# [Seitenauszug]
▶
Das nun der "Gast" nicht so recht unterscheiden konnte, ging es nun an die Falschen.
Das war mein Erlebtes. Nichts anderes. 
Und waren die "Halbwahrheitenerzähler" auch dabei?
Tja, das nennt man wohl Gesichtsverlust für Rostock. Und das weltweit. Und das für ewig.   

So jetzt wird's wieder ein bisschen gemühtlicher.

Hier meine kleinen Häuschen in Bandu. Aber nix für Urlauber. Auch nicht für die, die mal auf die schnelle "Liebe" machen wollen.
Ist vermietet an Studenten. Eigentlich fast zu schön um wahr zu sein. Auf 1 Nang untergebracht. Für 4000 Baht pro TW erworben.
Ist aber dreieckig, das Land. Darum auch nicht so viel Wert, für mich. Wegen: echt ungünstig zu bebauen.
◀
# [Übungsmaterial]
▶
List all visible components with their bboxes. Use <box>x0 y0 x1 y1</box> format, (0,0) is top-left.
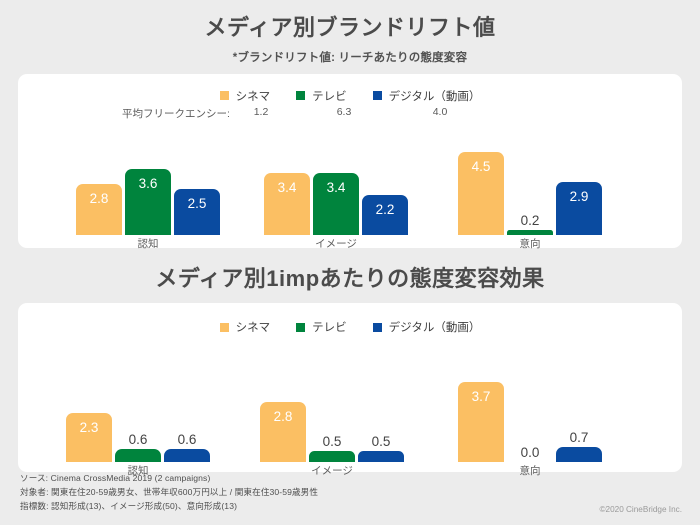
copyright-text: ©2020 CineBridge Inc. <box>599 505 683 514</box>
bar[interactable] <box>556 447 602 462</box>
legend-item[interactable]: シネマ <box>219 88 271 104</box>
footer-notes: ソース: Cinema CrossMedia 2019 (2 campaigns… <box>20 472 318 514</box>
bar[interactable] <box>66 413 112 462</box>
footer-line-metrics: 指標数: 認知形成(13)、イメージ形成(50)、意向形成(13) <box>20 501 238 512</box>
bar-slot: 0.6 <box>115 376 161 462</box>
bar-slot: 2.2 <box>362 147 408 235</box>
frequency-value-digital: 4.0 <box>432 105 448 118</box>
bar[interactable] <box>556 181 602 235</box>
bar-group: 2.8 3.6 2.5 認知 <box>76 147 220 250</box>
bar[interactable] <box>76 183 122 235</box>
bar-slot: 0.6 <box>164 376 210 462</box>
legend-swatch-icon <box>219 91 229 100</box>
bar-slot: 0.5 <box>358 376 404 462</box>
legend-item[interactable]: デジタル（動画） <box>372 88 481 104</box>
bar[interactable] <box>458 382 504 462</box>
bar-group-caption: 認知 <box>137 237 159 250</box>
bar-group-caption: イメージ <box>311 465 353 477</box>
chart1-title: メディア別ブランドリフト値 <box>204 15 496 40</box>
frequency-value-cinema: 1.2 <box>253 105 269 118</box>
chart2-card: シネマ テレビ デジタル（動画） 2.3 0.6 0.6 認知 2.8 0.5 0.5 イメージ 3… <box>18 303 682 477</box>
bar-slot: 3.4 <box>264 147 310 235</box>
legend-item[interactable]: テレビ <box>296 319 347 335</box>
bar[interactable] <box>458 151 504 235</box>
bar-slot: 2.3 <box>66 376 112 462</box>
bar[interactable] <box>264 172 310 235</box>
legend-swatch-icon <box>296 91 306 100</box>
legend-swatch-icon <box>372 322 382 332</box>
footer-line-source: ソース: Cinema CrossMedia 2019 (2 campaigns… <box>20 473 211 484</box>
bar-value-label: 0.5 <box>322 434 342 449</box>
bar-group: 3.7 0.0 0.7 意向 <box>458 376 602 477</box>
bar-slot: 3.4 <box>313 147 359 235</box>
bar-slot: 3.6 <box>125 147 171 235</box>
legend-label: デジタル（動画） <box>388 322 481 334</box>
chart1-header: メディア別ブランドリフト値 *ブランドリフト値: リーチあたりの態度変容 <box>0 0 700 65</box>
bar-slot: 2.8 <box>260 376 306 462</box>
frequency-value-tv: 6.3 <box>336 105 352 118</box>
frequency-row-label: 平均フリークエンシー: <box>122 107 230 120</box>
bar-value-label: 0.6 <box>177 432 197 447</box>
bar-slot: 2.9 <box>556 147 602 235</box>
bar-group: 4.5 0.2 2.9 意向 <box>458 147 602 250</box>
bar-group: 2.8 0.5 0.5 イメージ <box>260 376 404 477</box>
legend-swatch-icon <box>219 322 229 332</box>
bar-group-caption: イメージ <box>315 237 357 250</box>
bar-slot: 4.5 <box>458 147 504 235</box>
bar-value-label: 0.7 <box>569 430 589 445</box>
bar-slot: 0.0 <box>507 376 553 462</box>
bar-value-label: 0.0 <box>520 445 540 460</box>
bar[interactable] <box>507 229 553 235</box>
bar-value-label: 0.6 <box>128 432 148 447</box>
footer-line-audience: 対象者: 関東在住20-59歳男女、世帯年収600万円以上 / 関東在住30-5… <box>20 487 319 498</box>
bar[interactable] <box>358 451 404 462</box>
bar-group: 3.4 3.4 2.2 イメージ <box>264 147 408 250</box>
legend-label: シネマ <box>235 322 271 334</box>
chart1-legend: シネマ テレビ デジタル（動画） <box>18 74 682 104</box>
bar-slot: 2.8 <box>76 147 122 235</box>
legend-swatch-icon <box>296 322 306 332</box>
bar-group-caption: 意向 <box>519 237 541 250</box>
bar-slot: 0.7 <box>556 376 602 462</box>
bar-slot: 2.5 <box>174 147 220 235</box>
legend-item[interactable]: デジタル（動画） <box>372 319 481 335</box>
◀
# [Aufgaben]
[a] Formatieren Sie in den Einträgen den Abschnitt von der Zeile mit "copyright-text: ©2020 CineBridge" bis einschließlich der Zeile mit "bar[interactable] <box>66 413 112 462</box>" als JSON-Liste von Strings, mit einem String pro Zeile und ohne Leerzeilen.
[b] Setzen Sie den Forumsbeitrag über die Häuschen in Bandu nach seinem letzten Satz fort.
Der Forumsbeitrag und die Einträge sind voneinander unabhängiges Material.

# [Lösungen]
[a]
[
  "copyright-text: ©2020 CineBridge Inc. <box>599 505 683 514</box>",
  "bar[interactable] <box>556 447 602 462</box>",
  "legend-item[interactable]: シネマ <box>219 88 271 104</box>",
  "footer-notes: ソース: Cinema CrossMedia 2019 (2 campaigns… <box>20 472 318 514</box>",
  "bar[interactable] <box>66 413 112 462</box>"
]

[b]
Ein fast identisches Land, ganz hier in der Nähe, ging für 1,6 Mio. weg. Von: http://www.lannarealty.com/land.html
Nee, ich will keine Werbung machen. Aber es erstaunt schon, was so angeboten wird, und zu welchem Preis, im Norden.
Aktuell wird für 1 TW 15.000 Baht verlangt, an oben genannten Grundsücksobjekt. Teuer, aber mit: Stromversorgung vor Ort, Stadtwasser vor Ort und Regenwasser-Kanalisation vorhanden. Hier hat sich geraden der Bangkoker Hersteller von diesen "Moskito-Beseitigungsräucherspiralen", zwei Nang gekauft.  


Hier mal, das Angebot von dem obigen Anbieter: http://www.lannarealty.com/index.php...&listingID=557
Macht auf den ersten Blick, für diesen Preis, einen ordentlichen Eindruck. Läppische 2125 Baht für TW. 
Aber der Schein trügt. Ringsherum Bäume (Urwald) und Hügel, und weit weg vom "Schuß". Kannst'e nicht machen. 
(Vorn mein Töchterchen)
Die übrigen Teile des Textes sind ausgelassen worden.